Copy each line in which the string "subtitle" occurs.

>> start Data provided

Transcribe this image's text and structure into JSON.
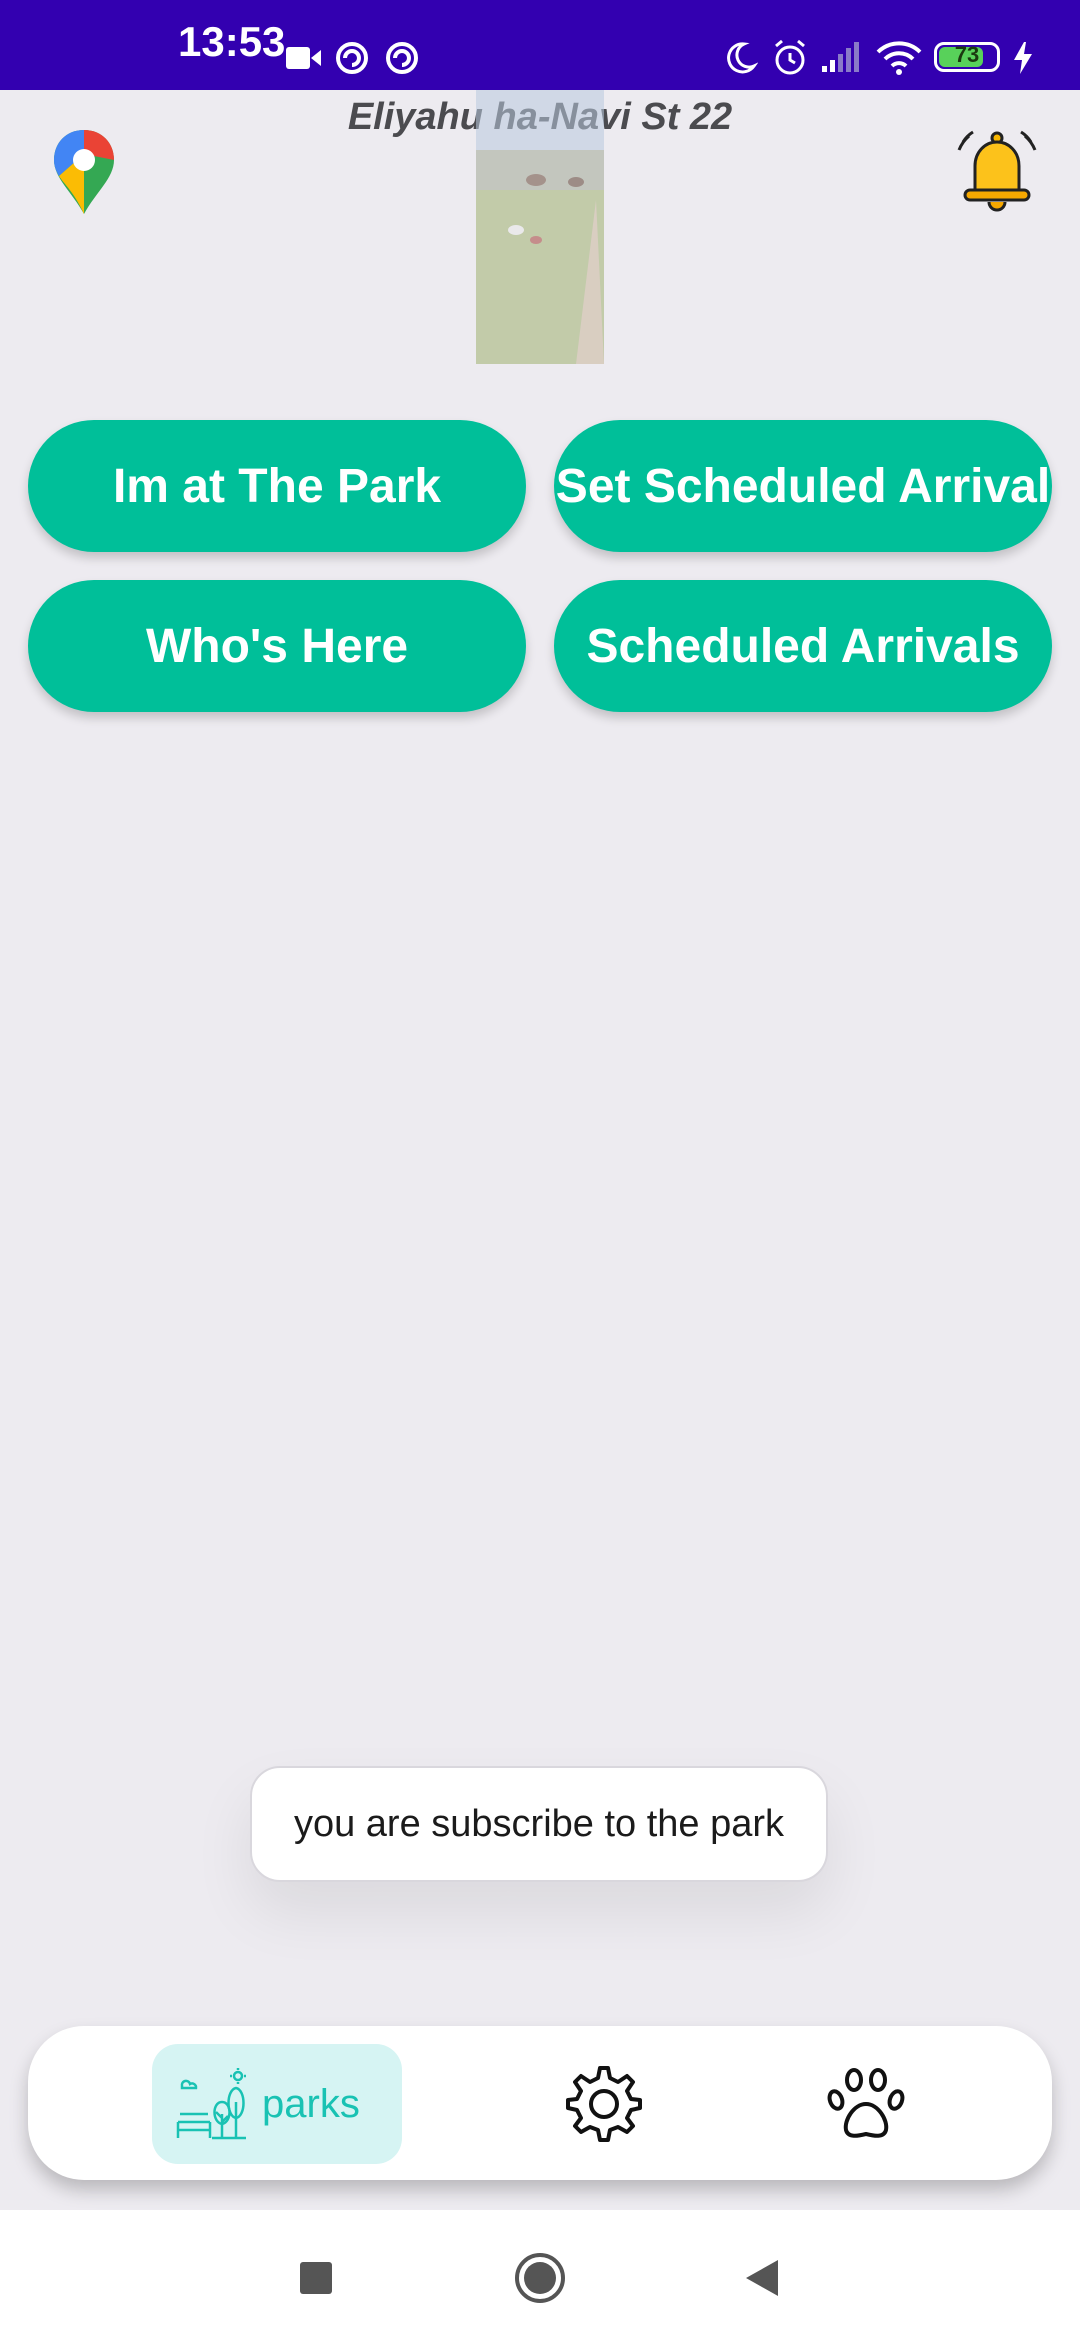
{
  "status_bar": {
    "time": "13:53",
    "battery_level": "73",
    "battery_fraction": 0.73
  },
  "header": {
    "address": "Eliyahu ha-Navi St 22",
    "maps_icon": "google-maps-pin-icon",
    "bell_icon": "bell-icon"
  },
  "actions": {
    "im_at_park": "Im at The Park",
    "set_scheduled_arrival": "Set Scheduled Arrival",
    "whos_here": "Who's Here",
    "scheduled_arrivals": "Scheduled Arrivals"
  },
  "toast": {
    "message": "you are subscribe to the park"
  },
  "bottom_nav": {
    "parks_label": "parks",
    "settings_icon": "gear-icon",
    "pets_icon": "paw-icon"
  },
  "colors": {
    "status_bar": "#3300b0",
    "accent": "#00bf99",
    "nav_active_bg": "#d6f4f3",
    "nav_active_text": "#19c2b3",
    "background": "#edebf0"
  }
}
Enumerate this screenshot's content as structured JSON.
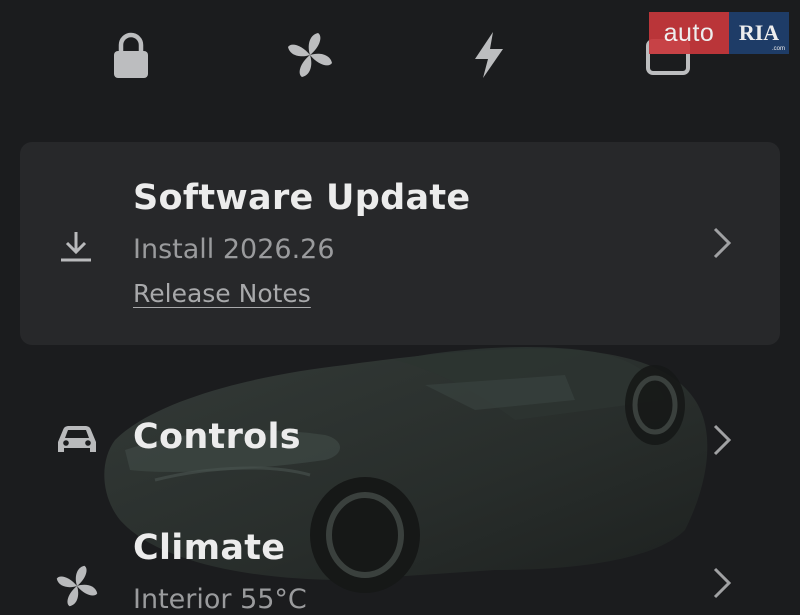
{
  "top_icons": [
    "lock-icon",
    "fan-icon",
    "lightning-icon",
    "window-icon"
  ],
  "watermark": {
    "left": "auto",
    "right": "RIA",
    "suffix": ".com"
  },
  "update": {
    "title": "Software Update",
    "subtitle": "Install 2026.26",
    "link": "Release Notes"
  },
  "controls": {
    "title": "Controls"
  },
  "climate": {
    "title": "Climate",
    "subtitle": "Interior 55°C"
  },
  "colors": {
    "background": "#1b1c1e",
    "card": "#27282a",
    "text": "#ececec",
    "muted": "#9a9b9d",
    "icon": "#b9babc"
  }
}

>> end Data provided

Response to the task:
    "subtitle": "Install 2026.26",
    "subtitle": "Interior 55°C"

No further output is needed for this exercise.